Copy each line containing the word "Females" from the records that follow, please.

----------------------------------------

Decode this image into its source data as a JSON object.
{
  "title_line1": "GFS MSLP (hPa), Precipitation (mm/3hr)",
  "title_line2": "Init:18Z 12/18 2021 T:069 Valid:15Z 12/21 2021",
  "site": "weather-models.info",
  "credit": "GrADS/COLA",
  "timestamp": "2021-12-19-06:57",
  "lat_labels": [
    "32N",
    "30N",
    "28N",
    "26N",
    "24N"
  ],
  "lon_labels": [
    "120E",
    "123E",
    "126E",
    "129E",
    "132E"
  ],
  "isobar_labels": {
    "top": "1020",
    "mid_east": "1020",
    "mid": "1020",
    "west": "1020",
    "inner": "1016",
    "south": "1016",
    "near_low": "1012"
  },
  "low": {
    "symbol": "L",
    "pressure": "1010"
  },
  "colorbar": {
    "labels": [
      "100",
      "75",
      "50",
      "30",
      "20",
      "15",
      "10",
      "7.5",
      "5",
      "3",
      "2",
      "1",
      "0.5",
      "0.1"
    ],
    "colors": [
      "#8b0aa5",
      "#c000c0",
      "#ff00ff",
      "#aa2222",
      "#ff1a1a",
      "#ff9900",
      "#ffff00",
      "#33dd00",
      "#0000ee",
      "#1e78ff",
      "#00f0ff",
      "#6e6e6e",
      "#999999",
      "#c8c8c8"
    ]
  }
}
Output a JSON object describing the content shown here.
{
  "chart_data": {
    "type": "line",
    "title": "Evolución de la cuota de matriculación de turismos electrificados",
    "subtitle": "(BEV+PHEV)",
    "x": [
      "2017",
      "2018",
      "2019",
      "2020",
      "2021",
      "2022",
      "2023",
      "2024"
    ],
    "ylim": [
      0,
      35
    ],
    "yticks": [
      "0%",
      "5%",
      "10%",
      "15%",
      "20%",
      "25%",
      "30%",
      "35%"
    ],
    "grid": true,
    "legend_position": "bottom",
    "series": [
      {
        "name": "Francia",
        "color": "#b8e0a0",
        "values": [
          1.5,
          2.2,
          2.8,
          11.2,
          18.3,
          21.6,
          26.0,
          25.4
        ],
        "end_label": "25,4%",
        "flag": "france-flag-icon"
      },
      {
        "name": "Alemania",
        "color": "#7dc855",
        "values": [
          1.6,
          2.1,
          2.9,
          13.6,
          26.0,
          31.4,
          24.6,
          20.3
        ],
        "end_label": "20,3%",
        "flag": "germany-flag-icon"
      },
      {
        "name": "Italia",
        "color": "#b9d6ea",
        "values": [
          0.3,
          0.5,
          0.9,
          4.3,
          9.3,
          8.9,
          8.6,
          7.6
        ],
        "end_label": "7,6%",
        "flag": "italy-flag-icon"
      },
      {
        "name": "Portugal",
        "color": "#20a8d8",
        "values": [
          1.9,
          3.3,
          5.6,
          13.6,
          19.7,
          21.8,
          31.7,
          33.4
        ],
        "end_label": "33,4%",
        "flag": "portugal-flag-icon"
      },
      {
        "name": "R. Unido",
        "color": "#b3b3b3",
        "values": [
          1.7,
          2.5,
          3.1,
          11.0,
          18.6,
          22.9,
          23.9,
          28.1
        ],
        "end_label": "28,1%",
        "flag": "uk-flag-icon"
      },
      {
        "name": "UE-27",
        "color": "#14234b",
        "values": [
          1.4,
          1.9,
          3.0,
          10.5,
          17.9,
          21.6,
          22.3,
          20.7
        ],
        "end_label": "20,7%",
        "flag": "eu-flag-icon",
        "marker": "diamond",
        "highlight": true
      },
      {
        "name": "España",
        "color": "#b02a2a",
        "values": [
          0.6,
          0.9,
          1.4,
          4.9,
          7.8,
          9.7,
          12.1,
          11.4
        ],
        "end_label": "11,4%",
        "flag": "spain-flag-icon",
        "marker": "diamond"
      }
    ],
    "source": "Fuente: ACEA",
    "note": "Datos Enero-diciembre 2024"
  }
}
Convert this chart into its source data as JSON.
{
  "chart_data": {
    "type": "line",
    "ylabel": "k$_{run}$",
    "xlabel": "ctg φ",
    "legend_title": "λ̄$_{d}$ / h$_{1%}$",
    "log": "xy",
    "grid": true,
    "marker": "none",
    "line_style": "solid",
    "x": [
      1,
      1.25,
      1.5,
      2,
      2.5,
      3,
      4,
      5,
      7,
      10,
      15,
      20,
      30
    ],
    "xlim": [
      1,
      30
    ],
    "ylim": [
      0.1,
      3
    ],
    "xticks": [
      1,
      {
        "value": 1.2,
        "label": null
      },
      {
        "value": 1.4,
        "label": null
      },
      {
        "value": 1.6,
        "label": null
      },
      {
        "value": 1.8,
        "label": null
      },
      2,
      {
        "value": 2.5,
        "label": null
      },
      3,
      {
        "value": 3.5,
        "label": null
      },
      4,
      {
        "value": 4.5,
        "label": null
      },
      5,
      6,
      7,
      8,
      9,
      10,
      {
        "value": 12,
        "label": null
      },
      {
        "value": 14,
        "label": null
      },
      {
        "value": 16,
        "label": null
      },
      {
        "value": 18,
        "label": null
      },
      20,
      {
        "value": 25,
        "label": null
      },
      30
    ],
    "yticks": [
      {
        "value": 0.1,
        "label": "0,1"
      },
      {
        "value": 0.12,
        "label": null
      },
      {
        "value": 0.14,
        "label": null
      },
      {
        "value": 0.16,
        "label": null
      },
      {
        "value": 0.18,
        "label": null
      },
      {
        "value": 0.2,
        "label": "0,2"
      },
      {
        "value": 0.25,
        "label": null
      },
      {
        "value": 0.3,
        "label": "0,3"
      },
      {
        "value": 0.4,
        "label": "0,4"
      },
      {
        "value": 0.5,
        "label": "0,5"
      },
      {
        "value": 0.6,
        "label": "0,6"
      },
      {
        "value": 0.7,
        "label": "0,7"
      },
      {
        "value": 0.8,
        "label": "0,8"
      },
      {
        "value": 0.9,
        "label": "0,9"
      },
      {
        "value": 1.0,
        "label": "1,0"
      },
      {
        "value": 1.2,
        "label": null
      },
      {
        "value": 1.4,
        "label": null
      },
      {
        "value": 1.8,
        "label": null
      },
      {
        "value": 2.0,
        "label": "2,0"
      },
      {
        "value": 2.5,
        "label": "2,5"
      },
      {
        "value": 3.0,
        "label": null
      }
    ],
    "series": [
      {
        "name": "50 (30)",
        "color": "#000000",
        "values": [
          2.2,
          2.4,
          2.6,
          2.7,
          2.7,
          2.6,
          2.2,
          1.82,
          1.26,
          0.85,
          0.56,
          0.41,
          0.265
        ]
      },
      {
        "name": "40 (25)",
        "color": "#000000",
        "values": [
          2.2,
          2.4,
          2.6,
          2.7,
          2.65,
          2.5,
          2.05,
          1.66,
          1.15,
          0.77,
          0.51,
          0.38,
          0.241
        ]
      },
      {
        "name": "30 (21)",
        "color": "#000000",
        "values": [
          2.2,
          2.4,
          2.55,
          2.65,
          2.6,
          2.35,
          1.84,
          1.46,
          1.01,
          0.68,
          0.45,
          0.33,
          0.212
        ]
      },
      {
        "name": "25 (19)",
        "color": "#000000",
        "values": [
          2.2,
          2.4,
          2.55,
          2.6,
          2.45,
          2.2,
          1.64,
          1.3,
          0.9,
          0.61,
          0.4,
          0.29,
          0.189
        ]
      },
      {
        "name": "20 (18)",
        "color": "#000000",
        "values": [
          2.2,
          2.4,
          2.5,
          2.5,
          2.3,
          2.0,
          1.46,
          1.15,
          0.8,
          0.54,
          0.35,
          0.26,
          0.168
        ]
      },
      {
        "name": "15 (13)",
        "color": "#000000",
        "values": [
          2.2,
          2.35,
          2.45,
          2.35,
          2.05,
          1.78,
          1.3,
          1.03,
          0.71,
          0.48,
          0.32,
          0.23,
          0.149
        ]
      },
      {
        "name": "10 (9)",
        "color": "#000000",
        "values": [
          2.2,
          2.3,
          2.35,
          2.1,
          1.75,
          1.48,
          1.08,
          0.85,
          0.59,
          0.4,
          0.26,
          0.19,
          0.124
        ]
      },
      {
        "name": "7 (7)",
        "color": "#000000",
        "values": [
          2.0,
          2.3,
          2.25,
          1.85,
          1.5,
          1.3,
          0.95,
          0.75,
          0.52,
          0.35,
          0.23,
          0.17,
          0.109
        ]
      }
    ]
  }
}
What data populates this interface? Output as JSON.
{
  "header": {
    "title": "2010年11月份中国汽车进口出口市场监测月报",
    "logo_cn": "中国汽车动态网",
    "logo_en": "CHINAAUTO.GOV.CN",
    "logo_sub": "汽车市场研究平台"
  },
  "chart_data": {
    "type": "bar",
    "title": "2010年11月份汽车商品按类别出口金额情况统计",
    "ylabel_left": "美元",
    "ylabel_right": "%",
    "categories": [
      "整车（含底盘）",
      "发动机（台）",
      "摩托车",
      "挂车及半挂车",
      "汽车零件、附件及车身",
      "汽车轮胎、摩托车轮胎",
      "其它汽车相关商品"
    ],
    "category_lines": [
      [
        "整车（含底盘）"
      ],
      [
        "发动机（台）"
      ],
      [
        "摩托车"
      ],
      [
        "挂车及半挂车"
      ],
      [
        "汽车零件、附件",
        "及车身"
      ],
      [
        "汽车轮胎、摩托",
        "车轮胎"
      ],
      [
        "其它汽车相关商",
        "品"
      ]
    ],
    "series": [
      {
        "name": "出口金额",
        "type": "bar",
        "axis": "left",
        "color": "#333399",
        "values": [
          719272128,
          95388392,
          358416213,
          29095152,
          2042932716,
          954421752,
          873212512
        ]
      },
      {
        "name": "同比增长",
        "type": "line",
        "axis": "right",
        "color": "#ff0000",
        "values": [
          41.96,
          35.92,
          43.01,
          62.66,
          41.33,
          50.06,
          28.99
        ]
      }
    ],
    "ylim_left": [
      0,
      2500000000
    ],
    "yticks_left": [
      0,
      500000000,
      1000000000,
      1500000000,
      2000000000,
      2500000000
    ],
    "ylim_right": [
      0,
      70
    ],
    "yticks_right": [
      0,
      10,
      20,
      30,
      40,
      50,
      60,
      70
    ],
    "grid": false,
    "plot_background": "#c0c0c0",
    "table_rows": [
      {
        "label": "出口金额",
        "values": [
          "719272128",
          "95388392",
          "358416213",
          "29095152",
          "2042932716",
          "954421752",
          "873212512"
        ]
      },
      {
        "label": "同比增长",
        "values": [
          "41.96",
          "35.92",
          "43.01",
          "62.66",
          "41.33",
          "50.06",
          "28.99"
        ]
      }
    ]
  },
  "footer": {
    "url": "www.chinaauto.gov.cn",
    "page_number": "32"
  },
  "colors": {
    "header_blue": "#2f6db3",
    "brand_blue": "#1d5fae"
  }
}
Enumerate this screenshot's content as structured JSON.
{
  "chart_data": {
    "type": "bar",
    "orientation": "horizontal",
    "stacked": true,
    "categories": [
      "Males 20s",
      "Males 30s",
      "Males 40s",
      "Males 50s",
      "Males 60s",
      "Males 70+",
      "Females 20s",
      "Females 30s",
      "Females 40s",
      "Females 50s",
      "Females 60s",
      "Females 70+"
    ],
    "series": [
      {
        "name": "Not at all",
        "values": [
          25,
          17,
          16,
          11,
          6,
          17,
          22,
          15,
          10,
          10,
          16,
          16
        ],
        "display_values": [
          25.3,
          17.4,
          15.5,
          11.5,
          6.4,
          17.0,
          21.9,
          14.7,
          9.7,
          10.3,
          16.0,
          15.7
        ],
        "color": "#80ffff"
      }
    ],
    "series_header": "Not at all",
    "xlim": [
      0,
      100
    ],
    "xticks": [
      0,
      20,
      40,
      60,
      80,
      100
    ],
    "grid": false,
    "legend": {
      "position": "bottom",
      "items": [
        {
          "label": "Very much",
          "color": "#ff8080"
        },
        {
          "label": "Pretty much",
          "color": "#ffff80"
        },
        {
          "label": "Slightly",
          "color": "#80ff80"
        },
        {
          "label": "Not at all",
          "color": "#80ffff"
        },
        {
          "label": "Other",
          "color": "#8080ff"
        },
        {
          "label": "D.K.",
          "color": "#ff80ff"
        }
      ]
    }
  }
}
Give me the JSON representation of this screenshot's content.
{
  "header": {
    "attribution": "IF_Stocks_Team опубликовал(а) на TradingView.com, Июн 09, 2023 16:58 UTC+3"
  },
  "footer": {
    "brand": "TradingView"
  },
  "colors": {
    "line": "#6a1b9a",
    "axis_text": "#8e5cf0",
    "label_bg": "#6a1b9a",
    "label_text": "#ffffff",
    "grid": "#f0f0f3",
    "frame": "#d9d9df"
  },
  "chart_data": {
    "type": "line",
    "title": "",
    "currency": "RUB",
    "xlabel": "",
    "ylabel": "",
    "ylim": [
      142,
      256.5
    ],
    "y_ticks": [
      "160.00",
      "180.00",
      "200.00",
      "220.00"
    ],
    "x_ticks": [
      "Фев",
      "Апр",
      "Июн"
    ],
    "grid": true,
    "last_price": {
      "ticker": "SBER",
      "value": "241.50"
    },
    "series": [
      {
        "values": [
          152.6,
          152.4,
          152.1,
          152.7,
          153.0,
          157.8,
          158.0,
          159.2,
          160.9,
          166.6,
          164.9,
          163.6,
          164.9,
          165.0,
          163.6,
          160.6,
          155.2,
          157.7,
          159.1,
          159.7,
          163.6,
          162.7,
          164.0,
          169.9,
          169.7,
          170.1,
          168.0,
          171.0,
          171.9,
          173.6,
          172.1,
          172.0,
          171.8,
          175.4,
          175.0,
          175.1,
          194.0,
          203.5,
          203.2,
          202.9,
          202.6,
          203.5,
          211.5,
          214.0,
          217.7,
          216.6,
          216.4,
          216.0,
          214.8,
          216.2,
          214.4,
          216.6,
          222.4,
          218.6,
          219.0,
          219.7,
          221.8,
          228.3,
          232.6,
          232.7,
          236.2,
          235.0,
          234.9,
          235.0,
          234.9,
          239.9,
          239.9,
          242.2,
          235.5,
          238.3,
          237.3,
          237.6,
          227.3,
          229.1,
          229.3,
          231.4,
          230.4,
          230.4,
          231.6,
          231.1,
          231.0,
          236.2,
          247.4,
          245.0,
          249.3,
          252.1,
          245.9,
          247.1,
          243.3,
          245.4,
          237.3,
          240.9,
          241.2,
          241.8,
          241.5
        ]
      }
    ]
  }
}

----------------------------------------

* **Solution for this task**
      "Females 20s",
      "Females 30s",
      "Females 40s",
      "Females 50s",
      "Females 60s",
      "Females 70+"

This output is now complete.